#### THE EXERCISE
Only the lines from the line containing "Extract the structured" through the final line of the entries should be printed, exactly as given, with the pictures left out.

BEGIN PROVIDED DATA

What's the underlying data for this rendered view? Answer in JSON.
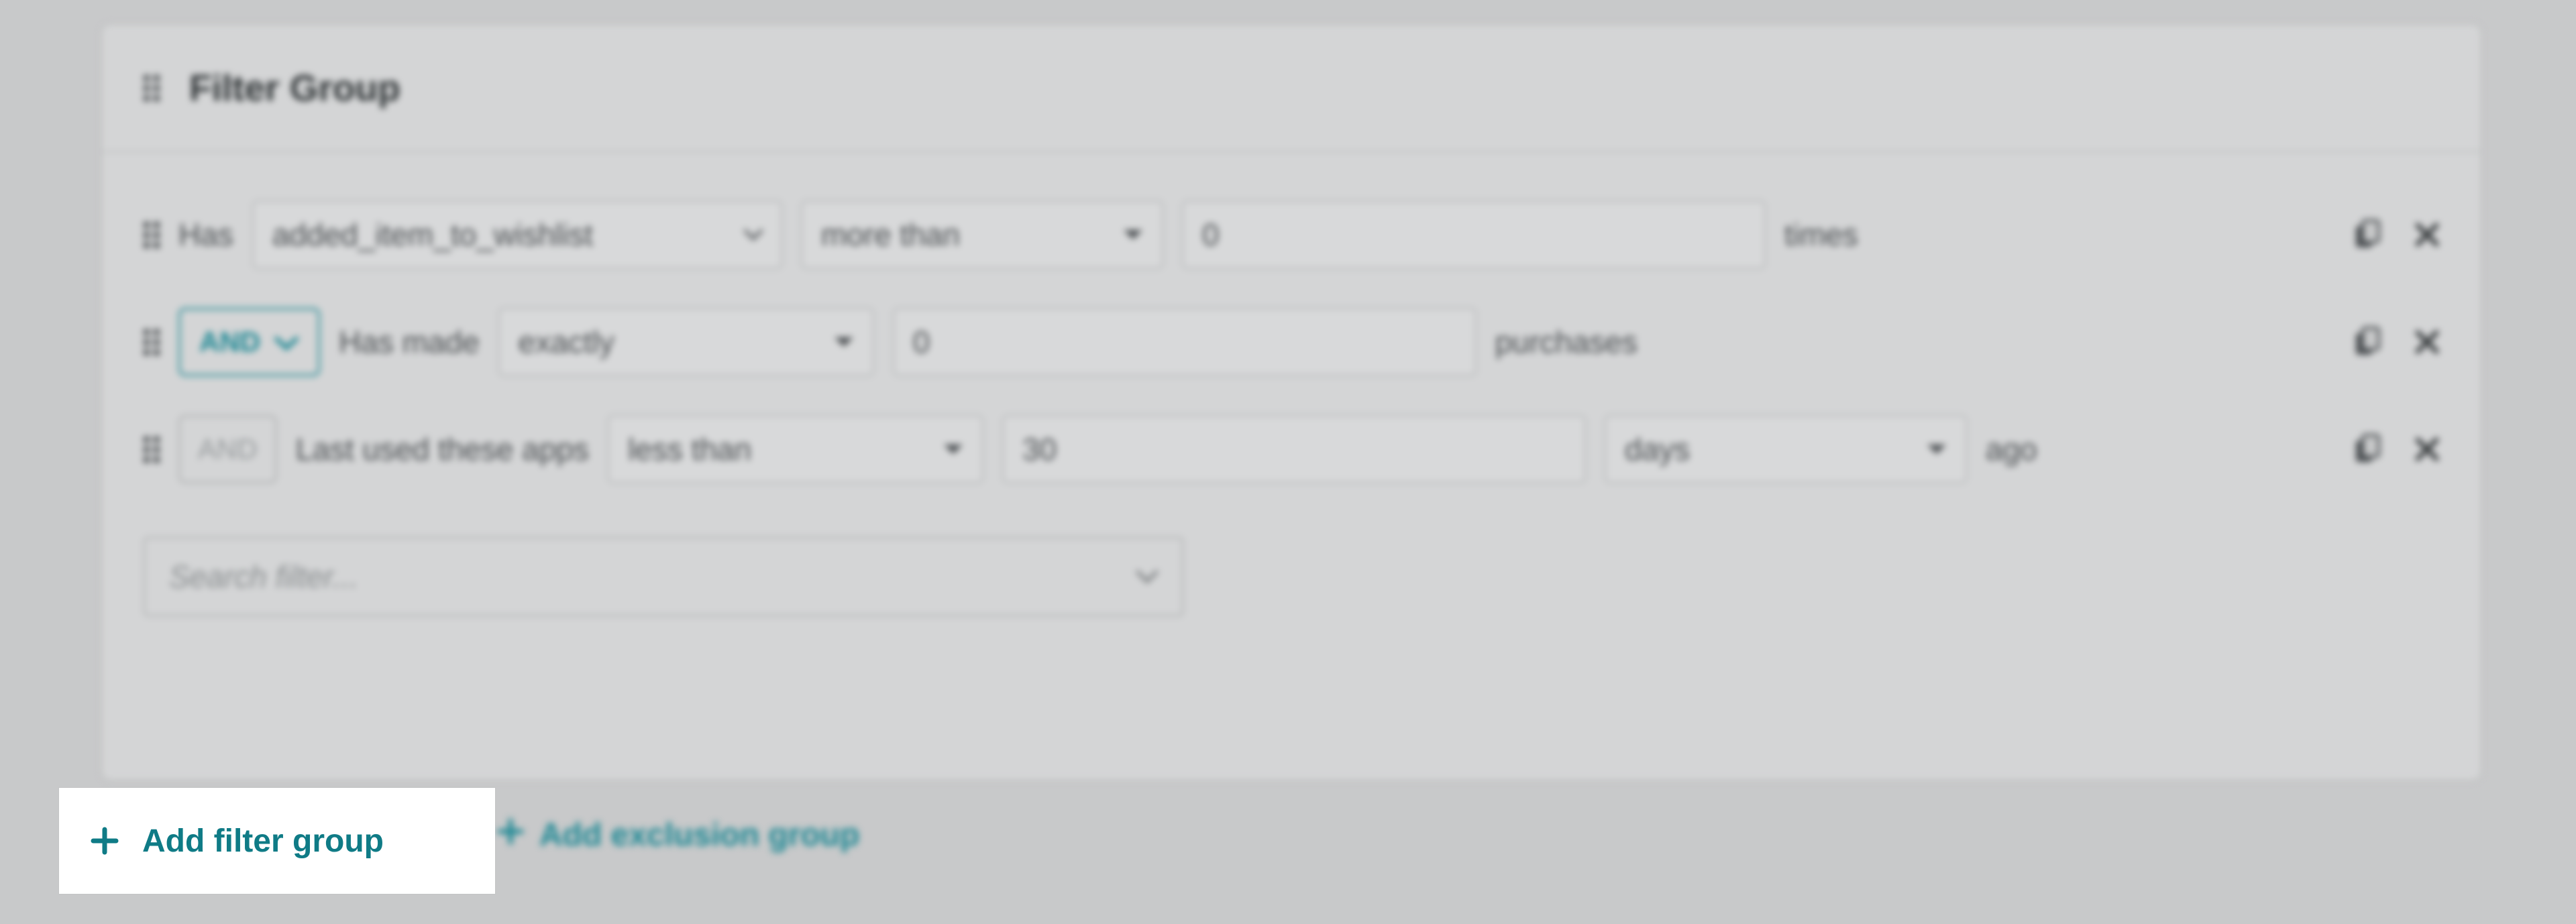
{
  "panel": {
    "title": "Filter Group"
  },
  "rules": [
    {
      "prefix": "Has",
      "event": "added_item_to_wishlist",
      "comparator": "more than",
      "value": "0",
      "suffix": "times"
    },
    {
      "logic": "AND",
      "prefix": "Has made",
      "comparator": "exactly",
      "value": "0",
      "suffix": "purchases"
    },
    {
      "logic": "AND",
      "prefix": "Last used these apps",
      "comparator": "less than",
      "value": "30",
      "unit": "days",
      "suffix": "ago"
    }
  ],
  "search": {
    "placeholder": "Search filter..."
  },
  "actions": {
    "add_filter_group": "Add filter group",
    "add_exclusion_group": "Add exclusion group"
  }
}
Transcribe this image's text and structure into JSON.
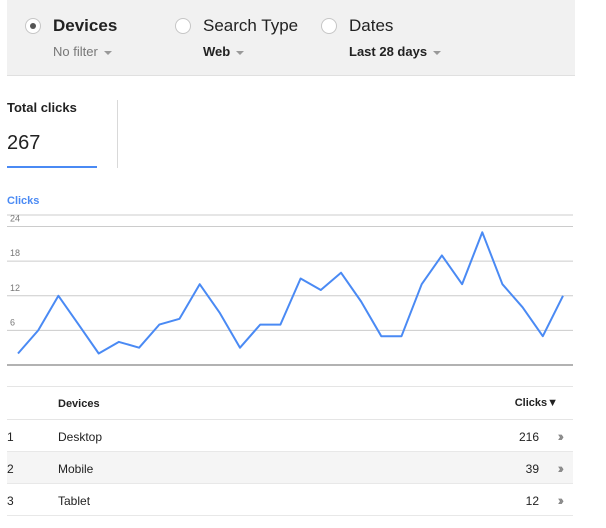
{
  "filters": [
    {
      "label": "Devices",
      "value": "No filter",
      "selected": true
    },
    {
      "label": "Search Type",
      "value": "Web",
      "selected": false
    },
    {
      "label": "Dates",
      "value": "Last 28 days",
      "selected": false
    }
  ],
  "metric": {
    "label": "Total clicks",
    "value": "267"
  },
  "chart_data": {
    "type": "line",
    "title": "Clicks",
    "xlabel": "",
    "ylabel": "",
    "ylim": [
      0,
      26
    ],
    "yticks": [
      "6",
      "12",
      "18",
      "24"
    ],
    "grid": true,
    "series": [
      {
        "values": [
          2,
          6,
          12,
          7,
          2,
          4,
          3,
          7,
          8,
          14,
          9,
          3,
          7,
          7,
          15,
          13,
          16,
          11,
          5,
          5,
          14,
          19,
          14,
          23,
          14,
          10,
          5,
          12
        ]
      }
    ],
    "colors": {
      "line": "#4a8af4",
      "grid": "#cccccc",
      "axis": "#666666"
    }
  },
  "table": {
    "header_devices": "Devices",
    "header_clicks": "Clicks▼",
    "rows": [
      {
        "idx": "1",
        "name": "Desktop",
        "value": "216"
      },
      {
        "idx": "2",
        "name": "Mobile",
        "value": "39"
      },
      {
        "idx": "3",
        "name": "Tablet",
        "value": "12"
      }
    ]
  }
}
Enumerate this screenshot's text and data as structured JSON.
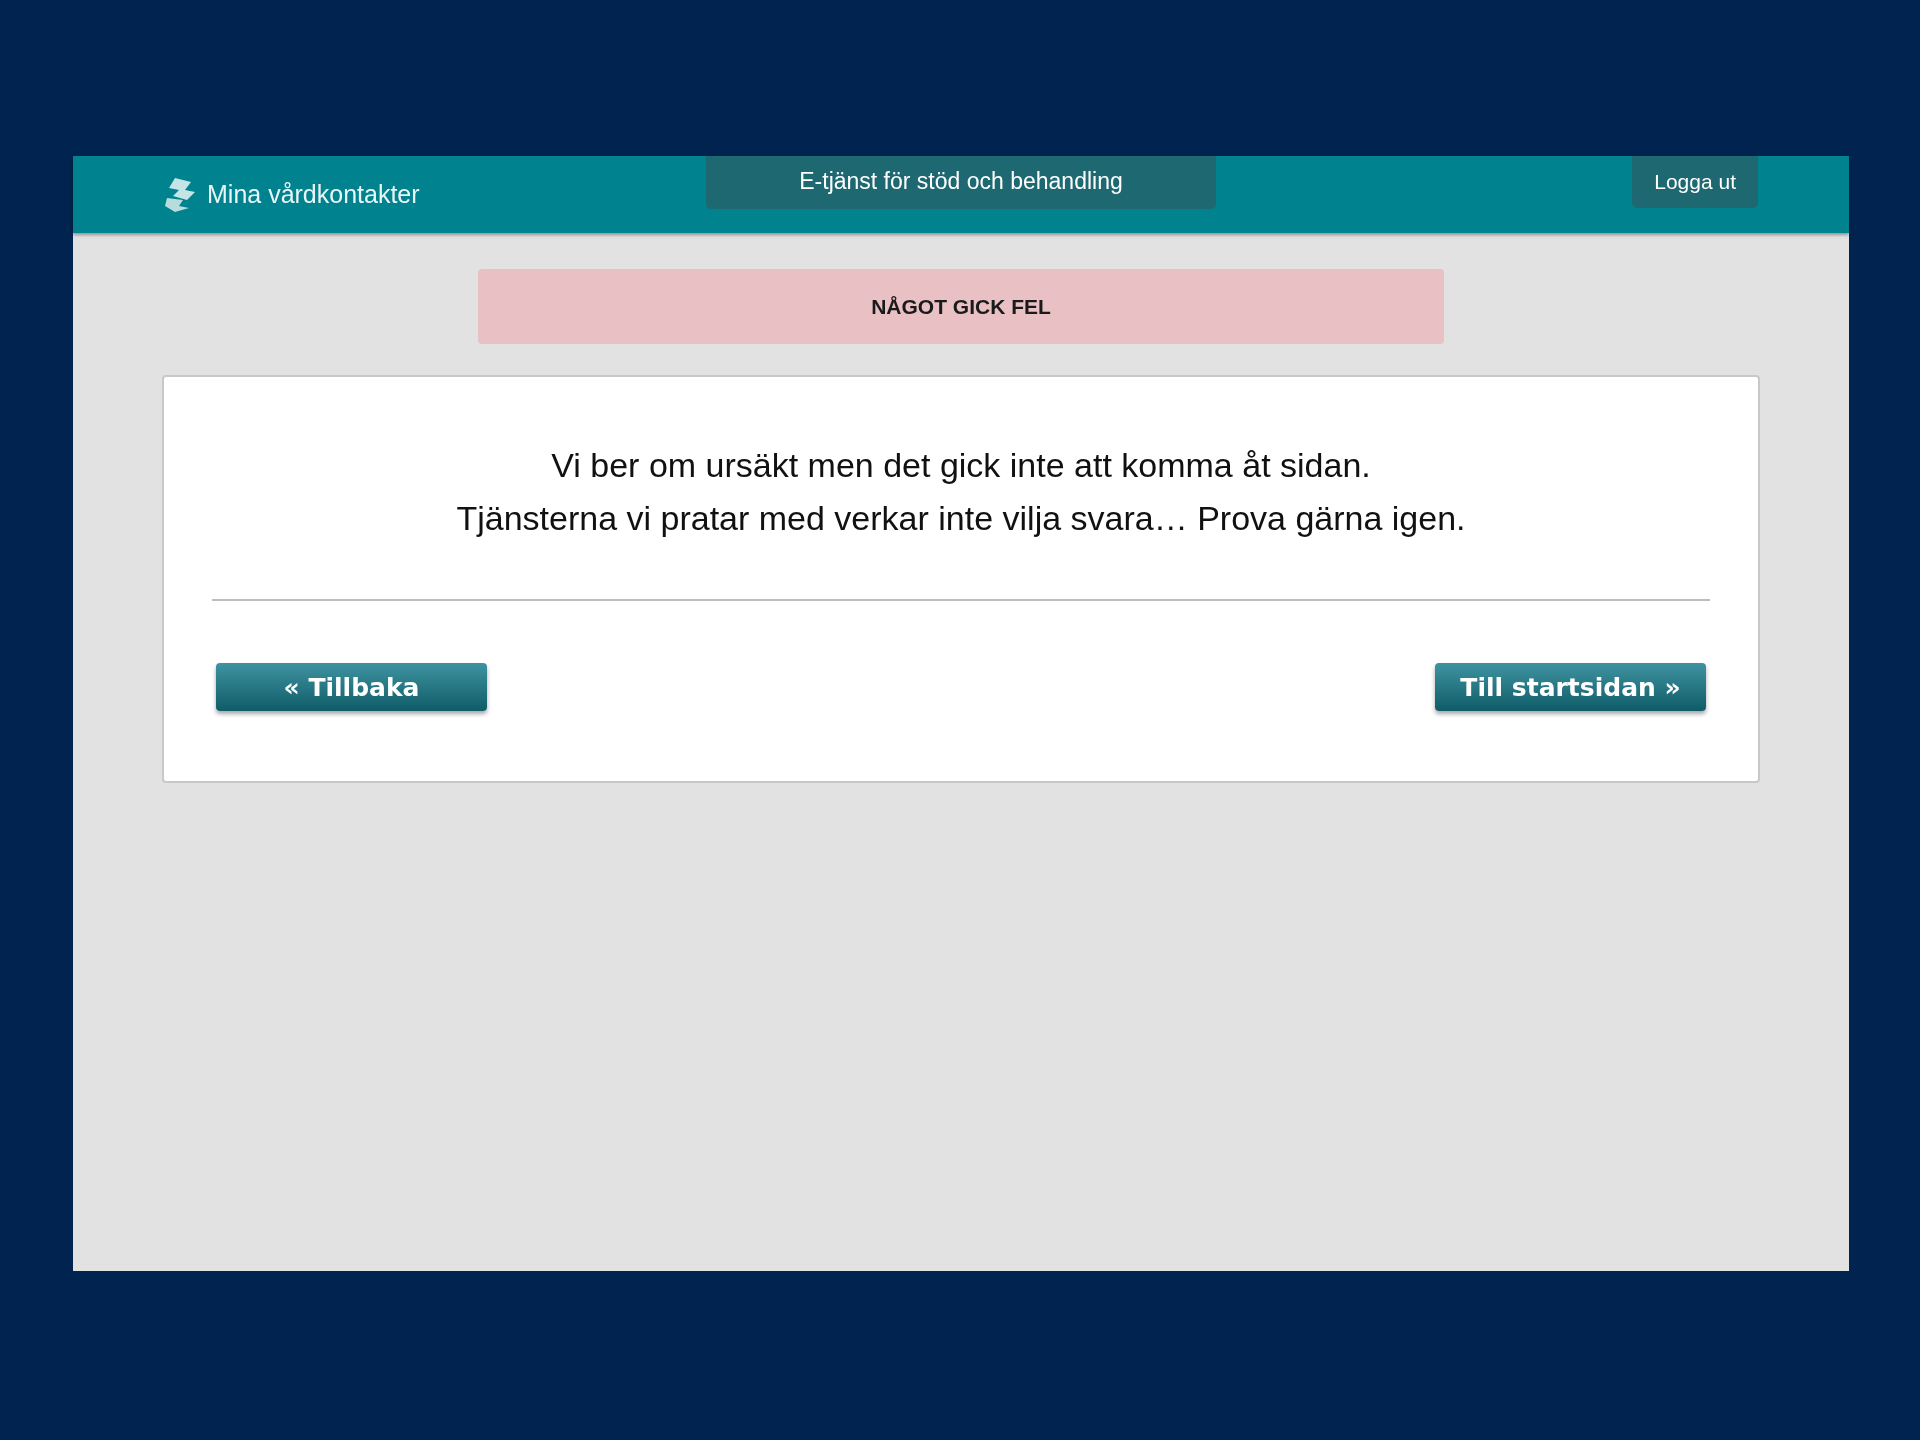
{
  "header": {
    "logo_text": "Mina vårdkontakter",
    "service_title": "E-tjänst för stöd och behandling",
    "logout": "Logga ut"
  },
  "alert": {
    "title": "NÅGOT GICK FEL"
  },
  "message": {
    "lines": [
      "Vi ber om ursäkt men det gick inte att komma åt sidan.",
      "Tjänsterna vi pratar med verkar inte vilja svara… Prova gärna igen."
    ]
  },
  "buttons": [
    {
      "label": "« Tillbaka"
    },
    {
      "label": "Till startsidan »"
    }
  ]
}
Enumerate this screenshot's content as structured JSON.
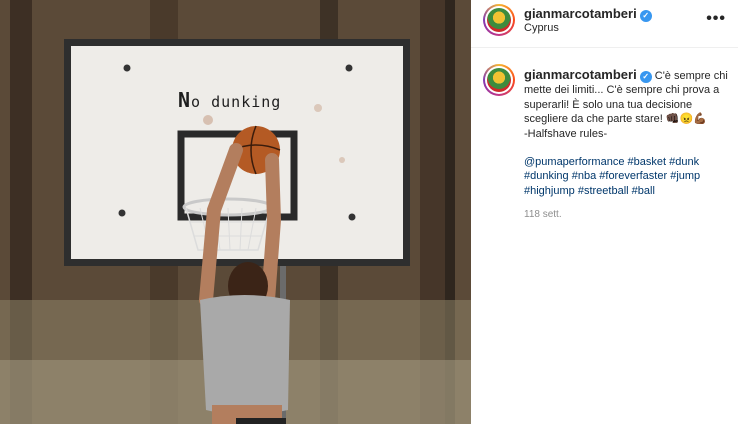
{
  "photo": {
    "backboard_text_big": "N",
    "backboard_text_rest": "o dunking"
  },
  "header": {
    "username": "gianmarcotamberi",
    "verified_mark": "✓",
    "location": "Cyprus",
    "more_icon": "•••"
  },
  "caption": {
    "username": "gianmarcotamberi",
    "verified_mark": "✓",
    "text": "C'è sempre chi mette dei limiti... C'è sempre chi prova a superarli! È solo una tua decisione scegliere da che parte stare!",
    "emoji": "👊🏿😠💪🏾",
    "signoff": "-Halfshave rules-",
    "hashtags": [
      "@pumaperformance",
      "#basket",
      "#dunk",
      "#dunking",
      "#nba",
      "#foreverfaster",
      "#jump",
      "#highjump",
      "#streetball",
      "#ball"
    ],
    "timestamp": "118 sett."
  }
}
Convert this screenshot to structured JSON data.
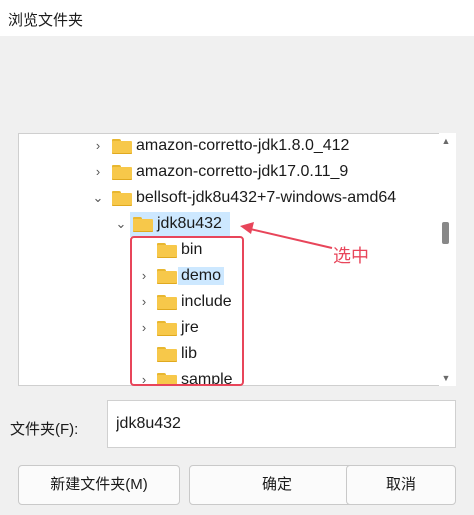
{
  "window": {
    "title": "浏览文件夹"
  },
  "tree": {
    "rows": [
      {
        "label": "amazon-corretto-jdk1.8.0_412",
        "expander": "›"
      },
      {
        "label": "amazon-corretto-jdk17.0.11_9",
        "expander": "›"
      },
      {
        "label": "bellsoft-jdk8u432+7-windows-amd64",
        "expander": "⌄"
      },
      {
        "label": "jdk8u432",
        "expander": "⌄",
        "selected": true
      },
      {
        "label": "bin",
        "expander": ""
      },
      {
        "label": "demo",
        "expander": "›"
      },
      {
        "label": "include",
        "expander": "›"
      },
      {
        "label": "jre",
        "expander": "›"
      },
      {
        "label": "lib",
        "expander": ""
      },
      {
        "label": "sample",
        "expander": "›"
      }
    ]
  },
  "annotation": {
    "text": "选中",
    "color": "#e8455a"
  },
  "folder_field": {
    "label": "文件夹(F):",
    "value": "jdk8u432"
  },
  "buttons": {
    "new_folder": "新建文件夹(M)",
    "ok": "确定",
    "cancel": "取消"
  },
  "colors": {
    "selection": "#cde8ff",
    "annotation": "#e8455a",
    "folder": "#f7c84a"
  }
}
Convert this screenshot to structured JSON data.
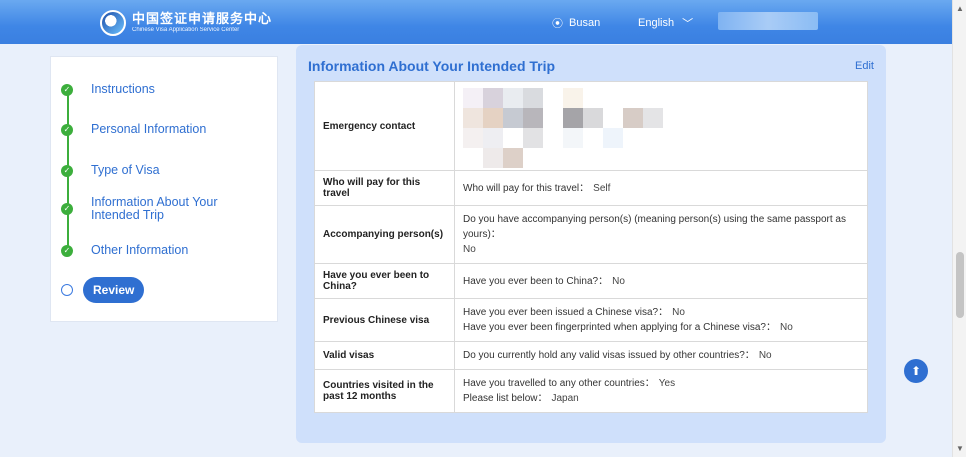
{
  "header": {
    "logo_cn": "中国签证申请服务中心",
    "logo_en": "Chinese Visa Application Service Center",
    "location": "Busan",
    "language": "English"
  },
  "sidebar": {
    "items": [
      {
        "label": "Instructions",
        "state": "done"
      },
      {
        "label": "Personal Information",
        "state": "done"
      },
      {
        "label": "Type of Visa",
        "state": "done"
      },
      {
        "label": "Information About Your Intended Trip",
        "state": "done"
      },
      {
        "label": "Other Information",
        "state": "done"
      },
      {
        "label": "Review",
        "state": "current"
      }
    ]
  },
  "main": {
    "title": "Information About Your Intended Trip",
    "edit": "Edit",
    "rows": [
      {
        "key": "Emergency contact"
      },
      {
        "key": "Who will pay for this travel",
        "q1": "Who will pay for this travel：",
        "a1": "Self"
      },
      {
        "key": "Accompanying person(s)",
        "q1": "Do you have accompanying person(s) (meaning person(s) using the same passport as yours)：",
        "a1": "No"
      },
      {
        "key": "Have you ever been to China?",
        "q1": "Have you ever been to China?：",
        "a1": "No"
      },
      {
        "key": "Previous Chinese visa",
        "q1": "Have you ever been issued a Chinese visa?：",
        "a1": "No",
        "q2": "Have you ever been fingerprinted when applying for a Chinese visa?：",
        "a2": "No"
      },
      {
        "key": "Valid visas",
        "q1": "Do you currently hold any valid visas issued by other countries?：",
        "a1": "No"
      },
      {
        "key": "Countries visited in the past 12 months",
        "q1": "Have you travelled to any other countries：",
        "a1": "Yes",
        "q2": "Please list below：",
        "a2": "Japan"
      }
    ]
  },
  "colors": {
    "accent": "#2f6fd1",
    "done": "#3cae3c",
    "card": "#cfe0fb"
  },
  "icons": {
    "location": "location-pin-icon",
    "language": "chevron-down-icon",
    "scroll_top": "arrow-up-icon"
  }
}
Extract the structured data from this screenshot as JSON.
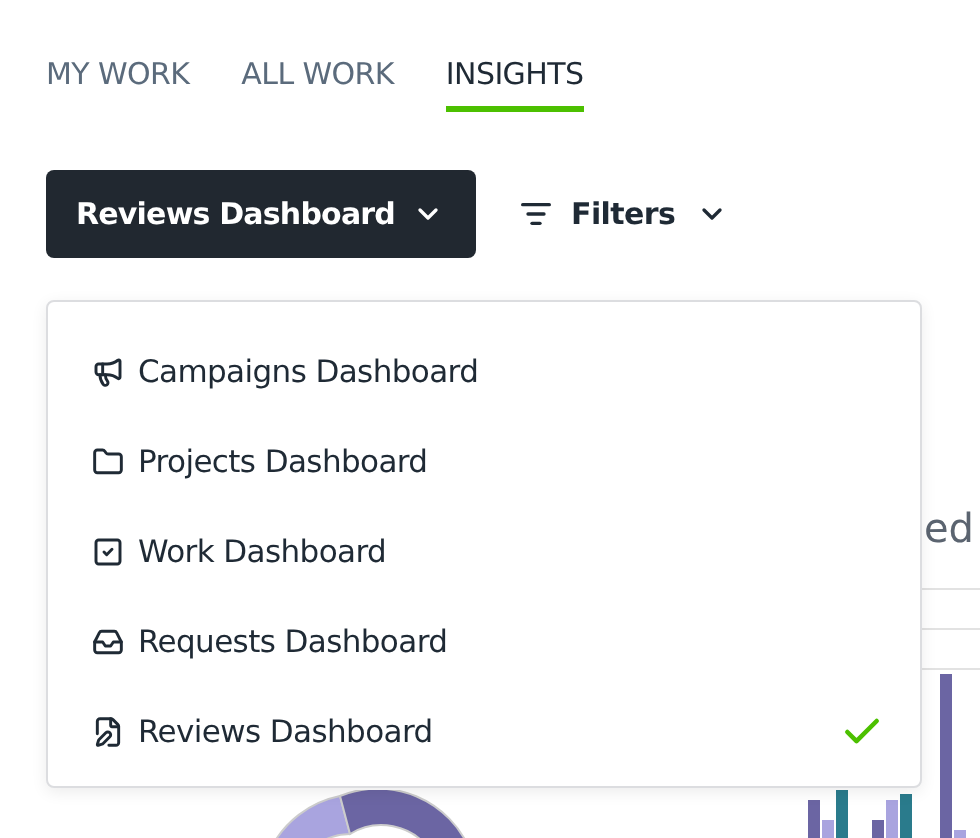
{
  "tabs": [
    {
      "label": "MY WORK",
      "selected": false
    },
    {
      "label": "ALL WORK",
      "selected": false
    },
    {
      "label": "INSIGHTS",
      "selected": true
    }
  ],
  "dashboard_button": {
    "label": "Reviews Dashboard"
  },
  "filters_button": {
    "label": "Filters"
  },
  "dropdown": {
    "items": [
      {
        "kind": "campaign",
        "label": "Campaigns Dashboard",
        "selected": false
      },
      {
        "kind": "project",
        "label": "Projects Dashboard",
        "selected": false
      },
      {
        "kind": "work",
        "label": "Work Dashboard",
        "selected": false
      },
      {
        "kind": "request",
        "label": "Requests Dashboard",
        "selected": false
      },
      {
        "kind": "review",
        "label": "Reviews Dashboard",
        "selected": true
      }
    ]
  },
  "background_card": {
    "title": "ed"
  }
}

END PROVIDED DATA

#### FINISHED EXERCISE
Extract the structured data from this screenshot as JSON.
{
  "tabs": [
    {
      "label": "MY WORK",
      "selected": false
    },
    {
      "label": "ALL WORK",
      "selected": false
    },
    {
      "label": "INSIGHTS",
      "selected": true
    }
  ],
  "dashboard_button": {
    "label": "Reviews Dashboard"
  },
  "filters_button": {
    "label": "Filters"
  },
  "dropdown": {
    "items": [
      {
        "kind": "campaign",
        "label": "Campaigns Dashboard",
        "selected": false
      },
      {
        "kind": "project",
        "label": "Projects Dashboard",
        "selected": false
      },
      {
        "kind": "work",
        "label": "Work Dashboard",
        "selected": false
      },
      {
        "kind": "request",
        "label": "Requests Dashboard",
        "selected": false
      },
      {
        "kind": "review",
        "label": "Reviews Dashboard",
        "selected": true
      }
    ]
  },
  "background_card": {
    "title": "ed"
  }
}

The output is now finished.